Stated task: Images excluded, repeat each entry below exactly.

Data lines:
****

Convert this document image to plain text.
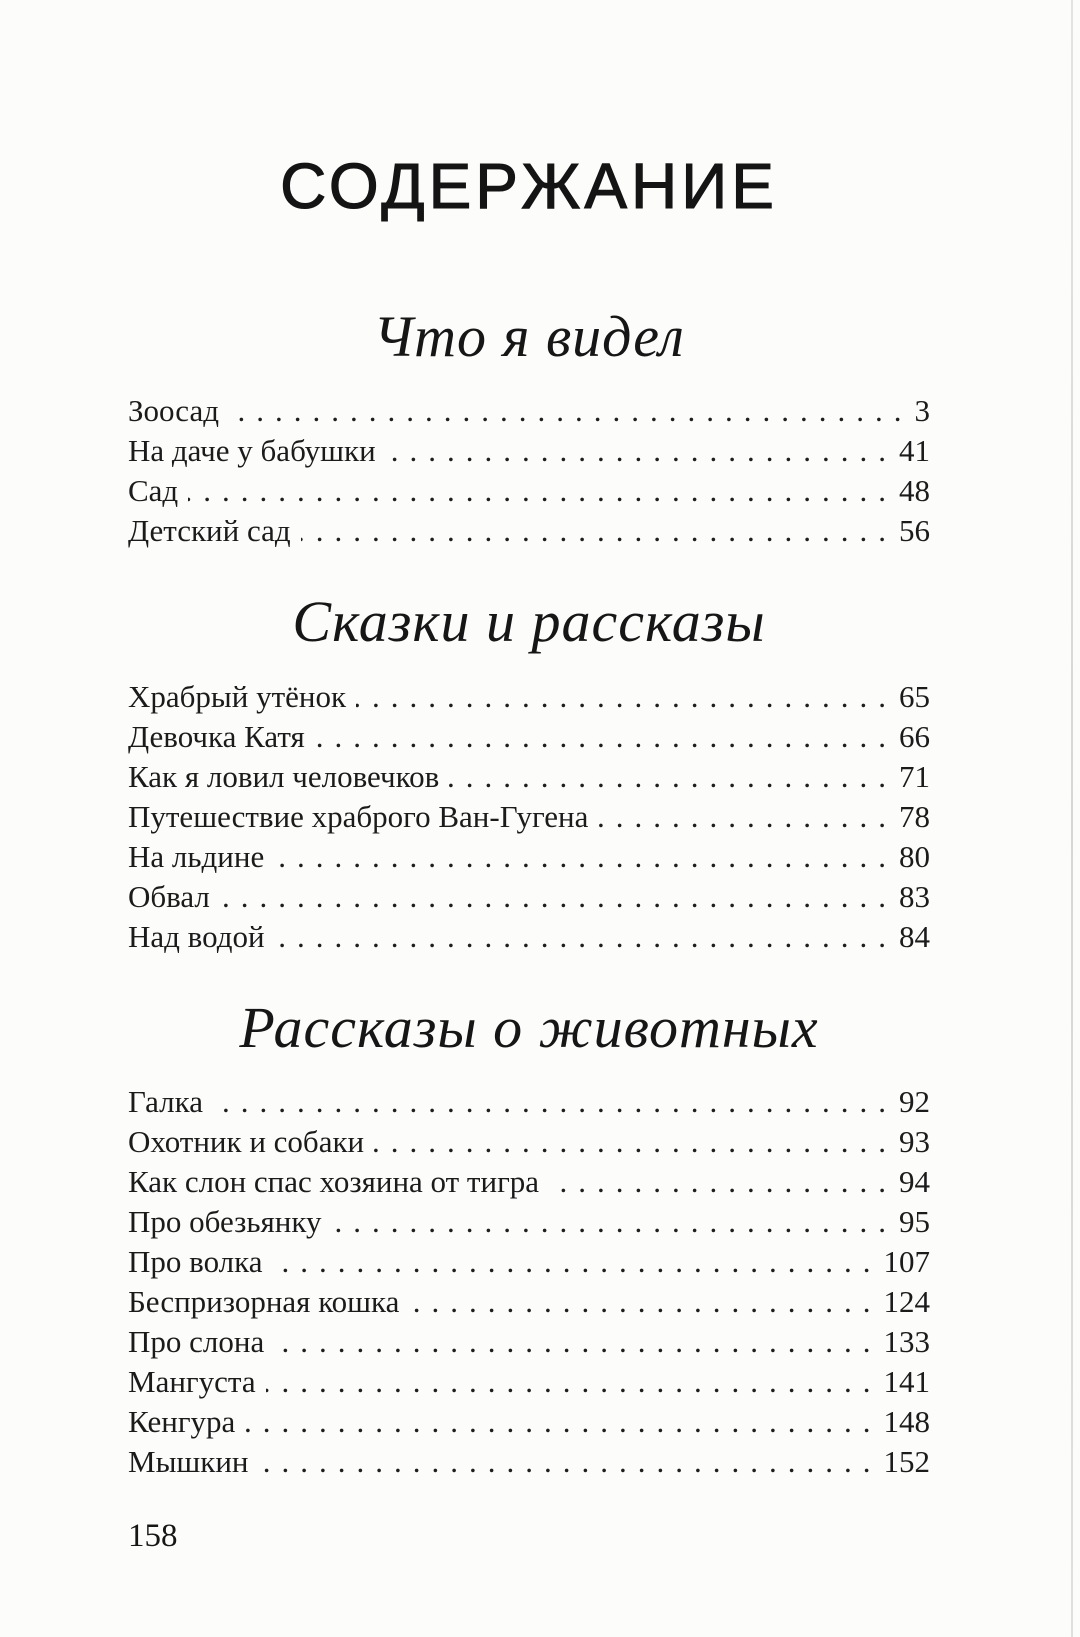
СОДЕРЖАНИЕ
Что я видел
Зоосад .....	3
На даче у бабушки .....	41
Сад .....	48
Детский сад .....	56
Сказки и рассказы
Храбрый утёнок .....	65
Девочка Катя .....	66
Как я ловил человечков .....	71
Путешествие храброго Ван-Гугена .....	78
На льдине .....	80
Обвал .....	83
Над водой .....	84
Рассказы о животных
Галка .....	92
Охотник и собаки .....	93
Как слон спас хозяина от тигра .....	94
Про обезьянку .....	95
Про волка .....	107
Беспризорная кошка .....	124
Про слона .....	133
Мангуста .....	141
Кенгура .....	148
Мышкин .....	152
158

****

Final result:
Convert this document image to plain text.
СОДЕРЖАНИЕ
Что я видел
Зоосад .....	3
На даче у бабушки .....	41
Сад .....	48
Детский сад .....	56
Сказки и рассказы
Храбрый утёнок .....	65
Девочка Катя .....	66
Как я ловил человечков .....	71
Путешествие храброго Ван-Гугена .....	78
На льдине .....	80
Обвал .....	83
Над водой .....	84
Рассказы о животных
Галка .....	92
Охотник и собаки .....	93
Как слон спас хозяина от тигра .....	94
Про обезьянку .....	95
Про волка .....	107
Беспризорная кошка .....	124
Про слона .....	133
Мангуста .....	141
Кенгура .....	148
Мышкин .....	152
158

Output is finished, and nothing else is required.